(Dataset records on visual material)
»»
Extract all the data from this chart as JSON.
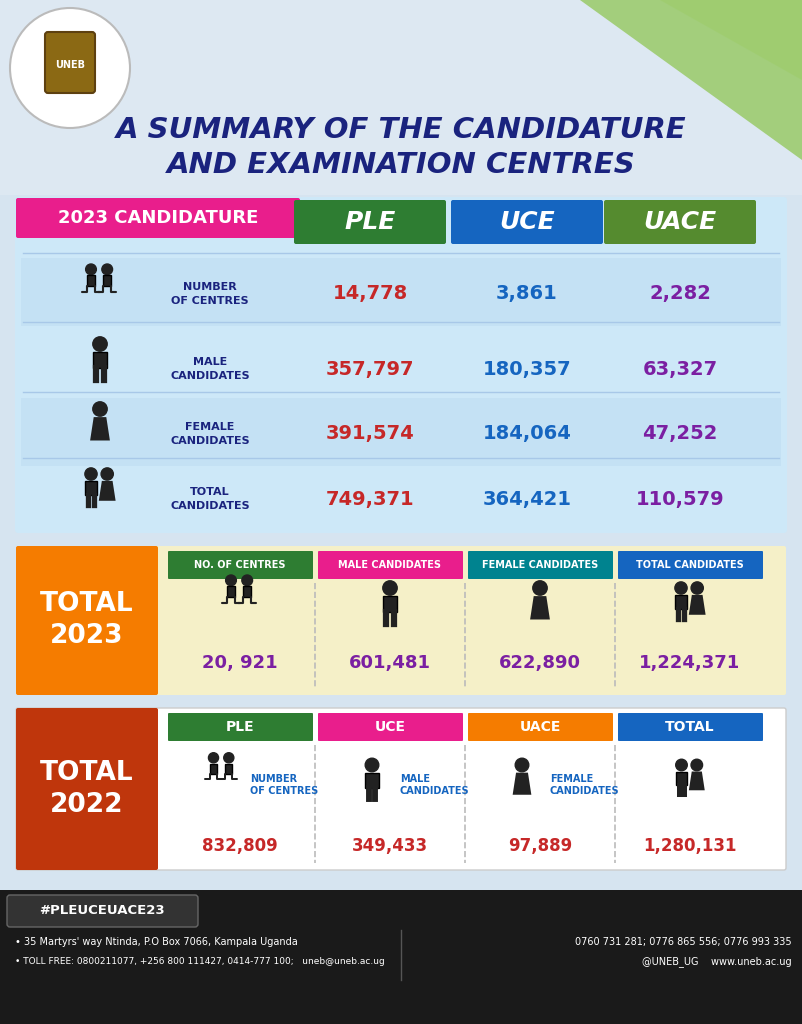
{
  "title_line1": "A SUMMARY OF THE CANDIDATURE",
  "title_line2": "AND EXAMINATION CENTRES",
  "title_color": "#1a237e",
  "bg_color": "#d6e4f0",
  "section2023_label": "2023 CANDIDATURE",
  "section2023_label_bg": "#e91e8c",
  "table_bg": "#cde8f8",
  "col_headers": [
    "PLE",
    "UCE",
    "UACE"
  ],
  "col_header_colors": [
    "#2e7d32",
    "#1565c0",
    "#558b2f"
  ],
  "row_labels": [
    "NUMBER\nOF CENTRES",
    "MALE\nCANDIDATES",
    "FEMALE\nCANDIDATES",
    "TOTAL\nCANDIDATES"
  ],
  "ple_values": [
    "14,778",
    "357,797",
    "391,574",
    "749,371"
  ],
  "uce_values": [
    "3,861",
    "180,357",
    "184,064",
    "364,421"
  ],
  "uace_values": [
    "2,282",
    "63,327",
    "47,252",
    "110,579"
  ],
  "ple_color": "#c62828",
  "uce_color": "#1565c0",
  "uace_color": "#7b1fa2",
  "total2023_bg": "#f57c00",
  "total2023_section_bg": "#f5f0c8",
  "total2023_col_headers": [
    "NO. OF CENTRES",
    "MALE CANDIDATES",
    "FEMALE CANDIDATES",
    "TOTAL CANDIDATES"
  ],
  "total2023_col_header_colors": [
    "#2e7d32",
    "#e91e8c",
    "#00838f",
    "#1565c0"
  ],
  "total2023_values": [
    "20, 921",
    "601,481",
    "622,890",
    "1,224,371"
  ],
  "total2023_value_color": "#7b1fa2",
  "total2022_bg": "#bf360c",
  "total2022_col_headers": [
    "PLE",
    "UCE",
    "UACE",
    "TOTAL"
  ],
  "total2022_col_header_colors": [
    "#2e7d32",
    "#e91e8c",
    "#f57c00",
    "#1565c0"
  ],
  "total2022_sub_labels": [
    "NUMBER\nOF CENTRES",
    "MALE\nCANDIDATES",
    "FEMALE\nCANDIDATES",
    ""
  ],
  "total2022_values": [
    "832,809",
    "349,433",
    "97,889",
    "1,280,131"
  ],
  "total2022_value_color": "#c62828",
  "footer_bg": "#1a1a1a",
  "footer_hashtag": "#PLEUCEUACE23",
  "footer_address": "35 Martyrs' way Ntinda, P.O Box 7066, Kampala Uganda",
  "footer_tollfree": "TOLL FREE: 0800211077, +256 800 111427, 0414-777 100;   uneb@uneb.ac.ug",
  "footer_phone": "0760 731 281; 0776 865 556; 0776 993 335",
  "footer_social": "@UNEB_UG    www.uneb.ac.ug"
}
««
◆ **WORK REQUIRED**
Write out the material above once more, exactly as it reads, with no pictures.

◆ **OUTPUT OF THE EXERCISE**
Extract all the data from this chart as JSON.
{
  "title_line1": "A SUMMARY OF THE CANDIDATURE",
  "title_line2": "AND EXAMINATION CENTRES",
  "title_color": "#1a237e",
  "bg_color": "#d6e4f0",
  "section2023_label": "2023 CANDIDATURE",
  "section2023_label_bg": "#e91e8c",
  "table_bg": "#cde8f8",
  "col_headers": [
    "PLE",
    "UCE",
    "UACE"
  ],
  "col_header_colors": [
    "#2e7d32",
    "#1565c0",
    "#558b2f"
  ],
  "row_labels": [
    "NUMBER\nOF CENTRES",
    "MALE\nCANDIDATES",
    "FEMALE\nCANDIDATES",
    "TOTAL\nCANDIDATES"
  ],
  "ple_values": [
    "14,778",
    "357,797",
    "391,574",
    "749,371"
  ],
  "uce_values": [
    "3,861",
    "180,357",
    "184,064",
    "364,421"
  ],
  "uace_values": [
    "2,282",
    "63,327",
    "47,252",
    "110,579"
  ],
  "ple_color": "#c62828",
  "uce_color": "#1565c0",
  "uace_color": "#7b1fa2",
  "total2023_bg": "#f57c00",
  "total2023_section_bg": "#f5f0c8",
  "total2023_col_headers": [
    "NO. OF CENTRES",
    "MALE CANDIDATES",
    "FEMALE CANDIDATES",
    "TOTAL CANDIDATES"
  ],
  "total2023_col_header_colors": [
    "#2e7d32",
    "#e91e8c",
    "#00838f",
    "#1565c0"
  ],
  "total2023_values": [
    "20, 921",
    "601,481",
    "622,890",
    "1,224,371"
  ],
  "total2023_value_color": "#7b1fa2",
  "total2022_bg": "#bf360c",
  "total2022_col_headers": [
    "PLE",
    "UCE",
    "UACE",
    "TOTAL"
  ],
  "total2022_col_header_colors": [
    "#2e7d32",
    "#e91e8c",
    "#f57c00",
    "#1565c0"
  ],
  "total2022_sub_labels": [
    "NUMBER\nOF CENTRES",
    "MALE\nCANDIDATES",
    "FEMALE\nCANDIDATES",
    ""
  ],
  "total2022_values": [
    "832,809",
    "349,433",
    "97,889",
    "1,280,131"
  ],
  "total2022_value_color": "#c62828",
  "footer_bg": "#1a1a1a",
  "footer_hashtag": "#PLEUCEUACE23",
  "footer_address": "35 Martyrs' way Ntinda, P.O Box 7066, Kampala Uganda",
  "footer_tollfree": "TOLL FREE: 0800211077, +256 800 111427, 0414-777 100;   uneb@uneb.ac.ug",
  "footer_phone": "0760 731 281; 0776 865 556; 0776 993 335",
  "footer_social": "@UNEB_UG    www.uneb.ac.ug"
}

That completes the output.